──────── Information provided

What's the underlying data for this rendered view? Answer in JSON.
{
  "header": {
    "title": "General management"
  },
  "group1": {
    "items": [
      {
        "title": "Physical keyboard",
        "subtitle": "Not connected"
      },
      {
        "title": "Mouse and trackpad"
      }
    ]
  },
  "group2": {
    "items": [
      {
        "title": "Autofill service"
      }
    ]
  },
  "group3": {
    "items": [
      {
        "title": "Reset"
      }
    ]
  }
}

────────────────

= Stated problem =
Write out all of the records above exactly as they appear.

= Output below =
What's the underlying data for this rendered view? Answer in JSON.
{
  "header": {
    "title": "General management"
  },
  "group1": {
    "items": [
      {
        "title": "Physical keyboard",
        "subtitle": "Not connected"
      },
      {
        "title": "Mouse and trackpad"
      }
    ]
  },
  "group2": {
    "items": [
      {
        "title": "Autofill service"
      }
    ]
  },
  "group3": {
    "items": [
      {
        "title": "Reset"
      }
    ]
  }
}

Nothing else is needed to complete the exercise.